INSTRUCTIONS FOR THE TASK: List each line of the data that holds the word "repository".

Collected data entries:

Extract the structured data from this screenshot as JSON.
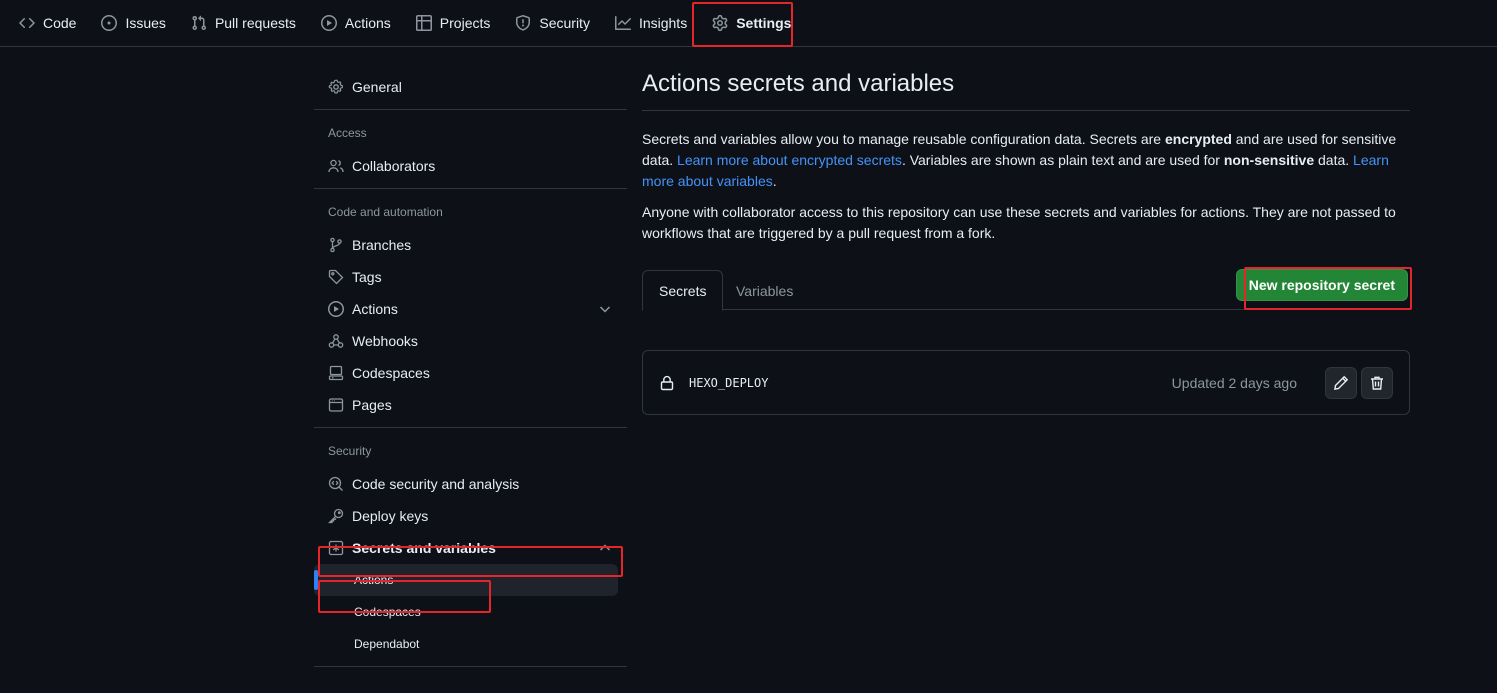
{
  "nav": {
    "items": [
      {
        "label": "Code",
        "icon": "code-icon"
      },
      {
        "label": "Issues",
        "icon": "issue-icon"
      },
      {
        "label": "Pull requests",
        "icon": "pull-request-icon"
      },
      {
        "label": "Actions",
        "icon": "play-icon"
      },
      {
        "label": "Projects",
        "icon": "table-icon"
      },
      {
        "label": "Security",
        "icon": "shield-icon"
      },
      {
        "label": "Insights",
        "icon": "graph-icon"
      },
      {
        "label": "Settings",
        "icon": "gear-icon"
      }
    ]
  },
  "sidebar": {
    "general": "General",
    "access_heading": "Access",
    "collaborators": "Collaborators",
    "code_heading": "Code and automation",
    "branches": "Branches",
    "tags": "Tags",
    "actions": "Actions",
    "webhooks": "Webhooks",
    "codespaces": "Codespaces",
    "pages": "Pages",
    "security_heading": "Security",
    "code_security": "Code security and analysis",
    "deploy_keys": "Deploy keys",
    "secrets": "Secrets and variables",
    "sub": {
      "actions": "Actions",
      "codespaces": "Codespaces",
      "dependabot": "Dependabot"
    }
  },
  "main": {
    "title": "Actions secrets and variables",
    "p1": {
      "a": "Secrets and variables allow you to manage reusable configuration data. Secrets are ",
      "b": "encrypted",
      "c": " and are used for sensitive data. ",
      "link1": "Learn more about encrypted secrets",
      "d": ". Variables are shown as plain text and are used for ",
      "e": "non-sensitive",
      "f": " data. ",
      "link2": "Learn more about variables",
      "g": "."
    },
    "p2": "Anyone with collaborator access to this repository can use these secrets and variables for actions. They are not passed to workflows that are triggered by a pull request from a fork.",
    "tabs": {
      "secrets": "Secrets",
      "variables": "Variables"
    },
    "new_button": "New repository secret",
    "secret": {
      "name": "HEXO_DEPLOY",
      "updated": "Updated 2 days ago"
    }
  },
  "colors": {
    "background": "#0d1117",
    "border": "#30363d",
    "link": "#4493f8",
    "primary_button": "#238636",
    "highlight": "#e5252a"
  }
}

ANSWER TO THE EXERCISE:
    "p2": "Anyone with collaborator access to this repository can use these secrets and variables for actions. They are not passed to workflows that are triggered by a pull request from a fork.",
    "new_button": "New repository secret",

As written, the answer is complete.